### EXERCISE BRIEF:
In the listing below, locate the lines that hold "image" and copy them.

— Start —

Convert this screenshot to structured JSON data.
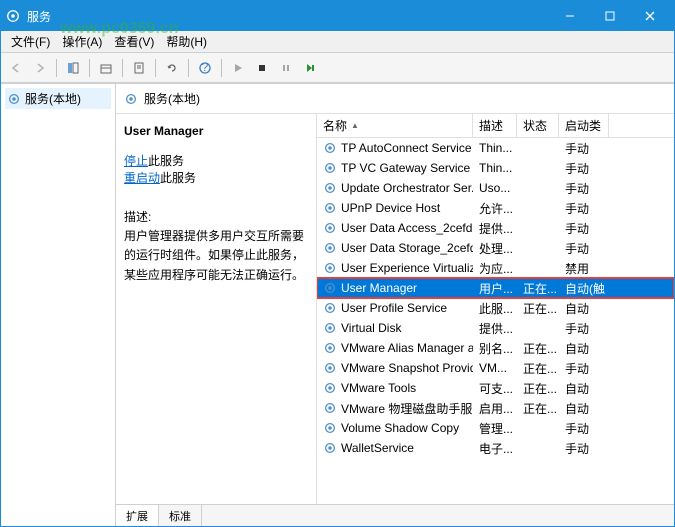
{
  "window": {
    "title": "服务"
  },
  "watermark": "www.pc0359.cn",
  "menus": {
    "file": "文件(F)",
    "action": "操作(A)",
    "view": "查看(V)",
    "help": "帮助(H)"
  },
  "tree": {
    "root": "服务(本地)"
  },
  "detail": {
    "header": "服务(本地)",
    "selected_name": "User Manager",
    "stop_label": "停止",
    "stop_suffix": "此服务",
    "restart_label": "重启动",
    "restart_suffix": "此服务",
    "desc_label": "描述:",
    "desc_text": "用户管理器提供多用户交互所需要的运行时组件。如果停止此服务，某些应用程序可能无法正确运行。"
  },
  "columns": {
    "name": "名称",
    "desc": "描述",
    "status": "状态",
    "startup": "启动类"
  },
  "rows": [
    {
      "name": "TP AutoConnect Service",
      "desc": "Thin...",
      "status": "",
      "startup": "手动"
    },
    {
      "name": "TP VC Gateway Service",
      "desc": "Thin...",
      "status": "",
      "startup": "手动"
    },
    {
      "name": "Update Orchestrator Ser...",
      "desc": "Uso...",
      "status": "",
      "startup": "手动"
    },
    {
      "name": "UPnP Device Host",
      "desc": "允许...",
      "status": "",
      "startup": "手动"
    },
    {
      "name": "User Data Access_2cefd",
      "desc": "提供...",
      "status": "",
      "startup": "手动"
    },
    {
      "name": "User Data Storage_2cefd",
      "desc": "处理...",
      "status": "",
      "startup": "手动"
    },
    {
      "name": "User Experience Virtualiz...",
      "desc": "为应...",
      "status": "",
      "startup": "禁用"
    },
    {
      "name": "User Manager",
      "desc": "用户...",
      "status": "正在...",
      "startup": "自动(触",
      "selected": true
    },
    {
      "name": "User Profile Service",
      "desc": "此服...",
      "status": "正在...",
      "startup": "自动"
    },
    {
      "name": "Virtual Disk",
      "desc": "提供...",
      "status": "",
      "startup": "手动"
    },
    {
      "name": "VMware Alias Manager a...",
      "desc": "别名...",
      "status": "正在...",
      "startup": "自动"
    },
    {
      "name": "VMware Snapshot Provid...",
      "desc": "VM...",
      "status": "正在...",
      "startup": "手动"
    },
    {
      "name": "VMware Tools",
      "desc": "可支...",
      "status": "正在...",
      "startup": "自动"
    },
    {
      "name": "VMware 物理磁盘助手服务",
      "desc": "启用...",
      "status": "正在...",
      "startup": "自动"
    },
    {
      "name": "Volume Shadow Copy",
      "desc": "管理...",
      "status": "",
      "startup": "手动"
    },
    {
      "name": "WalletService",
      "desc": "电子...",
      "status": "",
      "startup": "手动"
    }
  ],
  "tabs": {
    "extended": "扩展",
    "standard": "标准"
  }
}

— End —
— Start —

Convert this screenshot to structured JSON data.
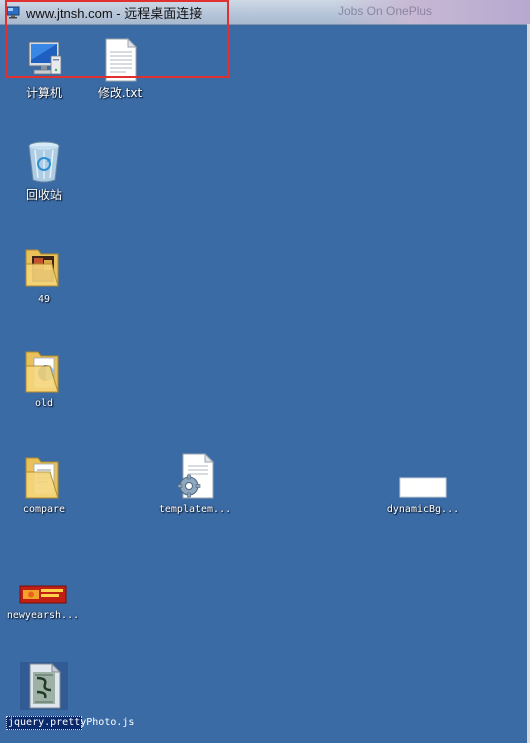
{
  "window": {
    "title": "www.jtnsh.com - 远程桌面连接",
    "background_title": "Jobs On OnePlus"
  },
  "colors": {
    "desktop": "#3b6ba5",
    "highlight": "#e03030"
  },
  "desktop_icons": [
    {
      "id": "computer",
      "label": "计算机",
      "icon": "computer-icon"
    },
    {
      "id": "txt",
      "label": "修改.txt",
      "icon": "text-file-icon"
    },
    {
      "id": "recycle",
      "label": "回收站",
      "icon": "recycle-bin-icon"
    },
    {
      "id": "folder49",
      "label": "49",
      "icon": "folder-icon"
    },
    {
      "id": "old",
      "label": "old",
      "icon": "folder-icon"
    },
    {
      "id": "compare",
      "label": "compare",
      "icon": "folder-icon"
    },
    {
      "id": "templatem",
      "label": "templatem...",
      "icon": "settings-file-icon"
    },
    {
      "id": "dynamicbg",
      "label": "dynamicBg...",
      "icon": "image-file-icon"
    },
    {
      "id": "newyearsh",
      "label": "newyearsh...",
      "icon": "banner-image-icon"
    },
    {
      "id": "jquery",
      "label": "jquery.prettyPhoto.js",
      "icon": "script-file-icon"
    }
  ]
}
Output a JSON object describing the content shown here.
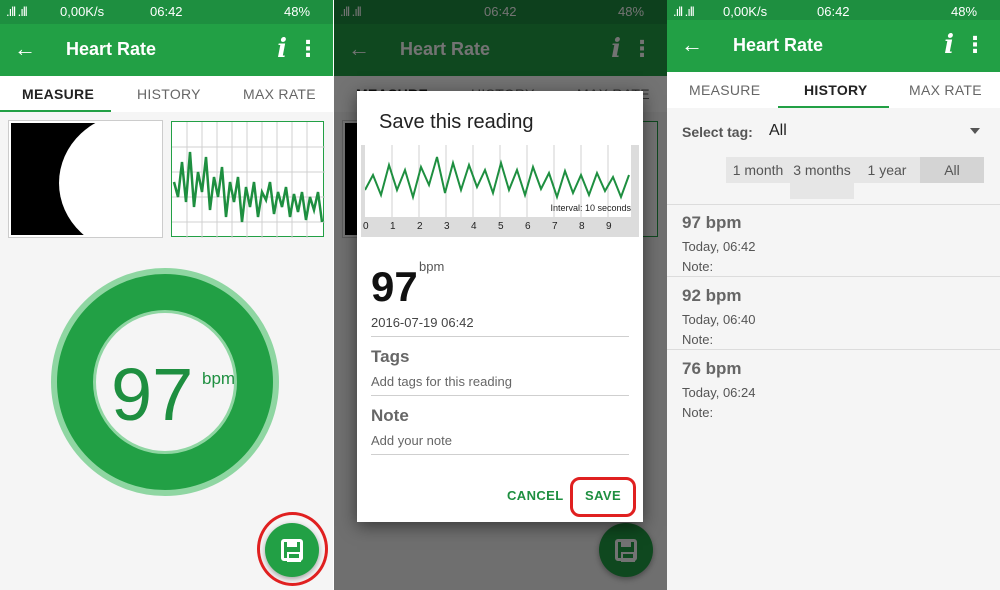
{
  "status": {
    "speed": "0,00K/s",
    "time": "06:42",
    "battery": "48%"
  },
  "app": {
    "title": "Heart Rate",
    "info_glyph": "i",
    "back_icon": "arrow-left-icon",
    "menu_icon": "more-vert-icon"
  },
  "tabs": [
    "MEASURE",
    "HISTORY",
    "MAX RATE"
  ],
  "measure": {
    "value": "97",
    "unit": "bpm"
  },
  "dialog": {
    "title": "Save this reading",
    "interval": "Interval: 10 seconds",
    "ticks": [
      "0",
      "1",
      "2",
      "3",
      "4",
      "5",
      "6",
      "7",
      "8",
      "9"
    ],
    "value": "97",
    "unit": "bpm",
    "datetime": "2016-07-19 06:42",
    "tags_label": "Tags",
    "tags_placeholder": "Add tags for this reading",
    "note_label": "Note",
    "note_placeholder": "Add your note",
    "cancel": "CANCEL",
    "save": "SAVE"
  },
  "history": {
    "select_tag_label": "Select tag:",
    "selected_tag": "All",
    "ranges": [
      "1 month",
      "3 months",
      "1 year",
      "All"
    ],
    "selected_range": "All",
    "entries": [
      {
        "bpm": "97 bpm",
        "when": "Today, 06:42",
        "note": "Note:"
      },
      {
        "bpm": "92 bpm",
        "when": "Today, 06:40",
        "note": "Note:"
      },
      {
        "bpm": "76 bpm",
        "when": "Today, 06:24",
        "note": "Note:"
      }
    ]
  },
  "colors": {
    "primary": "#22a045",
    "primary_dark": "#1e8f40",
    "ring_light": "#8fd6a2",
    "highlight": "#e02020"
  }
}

— End —

### RESPONSE TO THE EXERCISE:
      "icon": "image-file-icon"
      "icon": "banner-image-icon"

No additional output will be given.